Task details: Summarize the mailing-list thread about keeping un-canonicalized template types in debug information in three sentences.

Document excerpt:
◆ ◆ ◆
[lldb-dev] [RFC][PATCH] Keep un-canonicalized template types in the debug information

Thu Sep 18 13:08:55 PDT 2014

On Thu, Sep 18, 2014 at 1:05 PM, David Blaikie <dblaikie at gmail.com> wrote:

>
>
> On Thu, Sep 18, 2014 at 1:00 PM, Robinson, Paul <
> Paul_Robinson at playstation.sony.com> wrote:
>
>> >From: David Blaikie [mailto:dblaikie at gmail.com]
>> >On Wed, Sep 17, 2014 at 11:54 AM, Robinson, Paul <
>> Paul_Robinson at playstation.sony.com> wrote:
>> >> From: David Blaikie [mailto:dblaikie at gmail.com]
>> >> > On Wed, Sep 17, 2014 at 7:45 AM, Robinson, Paul <
>> Paul_Robinson at playstation.sony.com> wrote:
>> >> > > From: David Blaikie [mailto:dblaikie at gmail.com]
>> >> > > On Sat, Sep 13, 2014 at 6:54 PM, Robinson, Paul <
>> Paul_Robinson at playstation.sony.com> wrote:
>> >> > > > > > On 09 Sep 2014, at 00:01, jingham at apple.com wrote:
>> >> > > > > > >
>> >> > > > > > > From the debugger's standpoint, the functional concern is
>> that if you do
>> >> > > > > > something more real, like:
>> >> > > > > > >
>> >> > > > > > > typedef int A;
>> >> > > > > > > template <typename T>
>> >> > > > > > > struct S
>> >> > > > > > > {
>> >> > > > > > >  T my_t;
>> >> > > > > > > };
>> >> > > > > > >
>> >> > > > > > > I want to make sure that the type of my_t is given as "A"
>> not as "int".
>> >> > > > > > The reason for that is that it is not uncommon to have data
>> formatters
>> >> > > > > > that trigger off the typedef name.  This happens when you
>> use some common
>> >> > > > > > underlying type like "int" but the value has some special
>> meaning when it
>> >> > > > > > is formally an "A", and you want to use the data formatters
>> to give it an
>> >> > > > > > appropriate presentation. Since the data formatters work by
>> matching type
>> >> > > > > > name, starting from the most specific on down, it is
>> important that the
>> >> > > > > > typedef name be preserved.
◆ ◆ ◆
Records from a collection:
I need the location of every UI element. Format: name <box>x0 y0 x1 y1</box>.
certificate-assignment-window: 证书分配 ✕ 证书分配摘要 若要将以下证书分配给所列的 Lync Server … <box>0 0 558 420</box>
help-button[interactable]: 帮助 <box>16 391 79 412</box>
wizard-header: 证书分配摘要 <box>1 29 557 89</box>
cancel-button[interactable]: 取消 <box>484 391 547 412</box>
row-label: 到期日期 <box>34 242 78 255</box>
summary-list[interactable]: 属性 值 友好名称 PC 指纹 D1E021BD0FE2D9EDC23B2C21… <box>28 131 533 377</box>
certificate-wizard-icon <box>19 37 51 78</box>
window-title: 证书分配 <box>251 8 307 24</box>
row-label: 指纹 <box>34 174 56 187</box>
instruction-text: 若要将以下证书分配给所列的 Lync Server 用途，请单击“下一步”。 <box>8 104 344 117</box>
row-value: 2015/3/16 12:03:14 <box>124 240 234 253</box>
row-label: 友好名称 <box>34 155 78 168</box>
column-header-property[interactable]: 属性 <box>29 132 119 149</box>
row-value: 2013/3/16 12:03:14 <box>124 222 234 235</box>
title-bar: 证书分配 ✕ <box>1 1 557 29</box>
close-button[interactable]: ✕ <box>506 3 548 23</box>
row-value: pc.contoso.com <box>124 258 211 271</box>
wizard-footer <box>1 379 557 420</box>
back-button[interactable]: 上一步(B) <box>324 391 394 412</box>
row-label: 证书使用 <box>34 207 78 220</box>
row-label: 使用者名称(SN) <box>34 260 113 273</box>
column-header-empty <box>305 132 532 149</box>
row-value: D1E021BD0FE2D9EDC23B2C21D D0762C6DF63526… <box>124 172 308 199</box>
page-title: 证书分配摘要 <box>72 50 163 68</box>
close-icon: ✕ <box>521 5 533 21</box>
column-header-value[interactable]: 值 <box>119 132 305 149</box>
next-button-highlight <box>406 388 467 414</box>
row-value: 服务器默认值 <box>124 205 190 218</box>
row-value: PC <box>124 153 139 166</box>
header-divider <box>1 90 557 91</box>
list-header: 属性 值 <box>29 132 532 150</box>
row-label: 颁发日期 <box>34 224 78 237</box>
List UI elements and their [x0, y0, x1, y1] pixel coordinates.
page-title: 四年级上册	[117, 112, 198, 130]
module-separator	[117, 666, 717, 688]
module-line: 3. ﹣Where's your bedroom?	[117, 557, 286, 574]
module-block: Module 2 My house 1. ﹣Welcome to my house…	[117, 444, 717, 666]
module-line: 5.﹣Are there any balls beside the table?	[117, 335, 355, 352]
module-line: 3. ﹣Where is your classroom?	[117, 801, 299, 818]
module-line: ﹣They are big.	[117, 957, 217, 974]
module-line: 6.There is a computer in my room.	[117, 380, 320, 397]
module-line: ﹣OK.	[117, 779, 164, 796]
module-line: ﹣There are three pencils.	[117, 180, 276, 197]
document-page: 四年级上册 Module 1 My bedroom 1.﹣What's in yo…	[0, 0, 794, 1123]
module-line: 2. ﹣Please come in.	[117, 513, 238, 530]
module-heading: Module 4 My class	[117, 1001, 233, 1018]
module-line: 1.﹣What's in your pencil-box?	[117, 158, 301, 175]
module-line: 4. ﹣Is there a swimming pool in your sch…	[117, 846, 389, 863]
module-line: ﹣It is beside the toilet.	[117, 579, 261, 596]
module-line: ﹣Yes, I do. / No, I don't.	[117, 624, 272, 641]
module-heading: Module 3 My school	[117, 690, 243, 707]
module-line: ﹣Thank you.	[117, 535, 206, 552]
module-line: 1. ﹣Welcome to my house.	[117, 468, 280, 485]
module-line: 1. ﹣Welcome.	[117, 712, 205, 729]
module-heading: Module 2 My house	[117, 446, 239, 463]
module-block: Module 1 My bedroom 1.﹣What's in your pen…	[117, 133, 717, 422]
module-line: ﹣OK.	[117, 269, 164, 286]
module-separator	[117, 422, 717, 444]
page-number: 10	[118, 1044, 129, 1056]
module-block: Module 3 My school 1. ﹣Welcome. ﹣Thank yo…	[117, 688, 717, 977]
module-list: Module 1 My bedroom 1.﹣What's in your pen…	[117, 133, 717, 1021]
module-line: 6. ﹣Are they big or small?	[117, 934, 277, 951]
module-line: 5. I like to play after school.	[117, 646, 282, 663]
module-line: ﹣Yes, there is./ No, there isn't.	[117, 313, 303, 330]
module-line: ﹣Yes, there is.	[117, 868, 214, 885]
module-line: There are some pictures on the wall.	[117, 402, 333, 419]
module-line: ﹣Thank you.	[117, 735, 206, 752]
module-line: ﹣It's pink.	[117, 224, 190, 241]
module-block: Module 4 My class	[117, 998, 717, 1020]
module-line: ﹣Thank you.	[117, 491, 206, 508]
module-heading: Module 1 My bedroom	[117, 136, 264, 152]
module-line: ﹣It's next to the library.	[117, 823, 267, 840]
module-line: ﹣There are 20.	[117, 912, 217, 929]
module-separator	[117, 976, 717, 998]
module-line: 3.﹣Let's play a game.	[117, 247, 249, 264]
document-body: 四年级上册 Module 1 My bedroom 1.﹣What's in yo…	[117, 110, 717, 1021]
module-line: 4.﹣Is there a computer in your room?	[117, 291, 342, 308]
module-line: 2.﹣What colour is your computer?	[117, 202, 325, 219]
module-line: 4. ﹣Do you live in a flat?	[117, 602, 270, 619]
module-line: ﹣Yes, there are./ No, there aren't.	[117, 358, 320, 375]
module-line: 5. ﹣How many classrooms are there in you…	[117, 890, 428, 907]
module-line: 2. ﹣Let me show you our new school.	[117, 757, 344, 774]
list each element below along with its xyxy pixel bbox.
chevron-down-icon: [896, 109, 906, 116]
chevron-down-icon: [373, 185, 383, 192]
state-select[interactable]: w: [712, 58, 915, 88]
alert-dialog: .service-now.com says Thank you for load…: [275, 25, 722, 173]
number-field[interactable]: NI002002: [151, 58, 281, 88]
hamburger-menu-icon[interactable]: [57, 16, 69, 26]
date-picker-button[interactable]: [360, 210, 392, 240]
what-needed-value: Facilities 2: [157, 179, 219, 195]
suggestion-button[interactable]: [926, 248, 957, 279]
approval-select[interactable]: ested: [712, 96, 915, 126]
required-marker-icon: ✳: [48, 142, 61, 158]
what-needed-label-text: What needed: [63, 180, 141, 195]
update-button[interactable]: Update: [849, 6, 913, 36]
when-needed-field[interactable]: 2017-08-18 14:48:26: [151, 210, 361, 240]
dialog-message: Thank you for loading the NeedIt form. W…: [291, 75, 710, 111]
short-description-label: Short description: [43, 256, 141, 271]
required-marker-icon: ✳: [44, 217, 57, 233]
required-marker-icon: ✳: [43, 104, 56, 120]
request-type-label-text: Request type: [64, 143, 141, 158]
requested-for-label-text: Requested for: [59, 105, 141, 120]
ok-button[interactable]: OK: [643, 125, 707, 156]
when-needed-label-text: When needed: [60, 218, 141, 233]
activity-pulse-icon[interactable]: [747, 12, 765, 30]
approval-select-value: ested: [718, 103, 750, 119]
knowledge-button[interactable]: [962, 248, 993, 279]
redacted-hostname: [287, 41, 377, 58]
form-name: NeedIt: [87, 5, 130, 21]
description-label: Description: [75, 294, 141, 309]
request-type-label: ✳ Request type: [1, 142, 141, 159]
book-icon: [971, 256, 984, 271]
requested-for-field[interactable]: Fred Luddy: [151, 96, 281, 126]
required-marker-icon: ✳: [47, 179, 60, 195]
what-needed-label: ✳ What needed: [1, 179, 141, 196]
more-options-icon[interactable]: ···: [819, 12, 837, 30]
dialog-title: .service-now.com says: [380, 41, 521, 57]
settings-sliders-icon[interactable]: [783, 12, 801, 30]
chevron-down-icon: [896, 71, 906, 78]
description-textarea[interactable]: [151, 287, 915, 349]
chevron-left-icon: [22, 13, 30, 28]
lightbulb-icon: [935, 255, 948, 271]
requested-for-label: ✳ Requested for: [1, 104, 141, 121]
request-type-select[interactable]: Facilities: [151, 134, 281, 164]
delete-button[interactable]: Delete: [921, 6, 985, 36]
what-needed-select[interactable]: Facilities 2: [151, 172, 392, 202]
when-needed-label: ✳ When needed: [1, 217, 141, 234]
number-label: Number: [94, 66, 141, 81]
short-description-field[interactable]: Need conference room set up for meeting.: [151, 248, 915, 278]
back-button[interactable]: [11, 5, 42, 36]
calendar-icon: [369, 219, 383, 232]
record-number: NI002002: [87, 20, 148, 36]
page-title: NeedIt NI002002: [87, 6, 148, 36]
◆ ◆ ◆
Final answer: The thread concerns a proposed patch to keep un-canonicalized template types in the debug information. A quoted message says that when a template member is declared through a typedef, such as "A" for "int", the debugger should give the member's type as "A" rather than "int". The reason is that data formatters often trigger off the typedef name and match by type name from the most specific on down, so the typedef name must be preserved.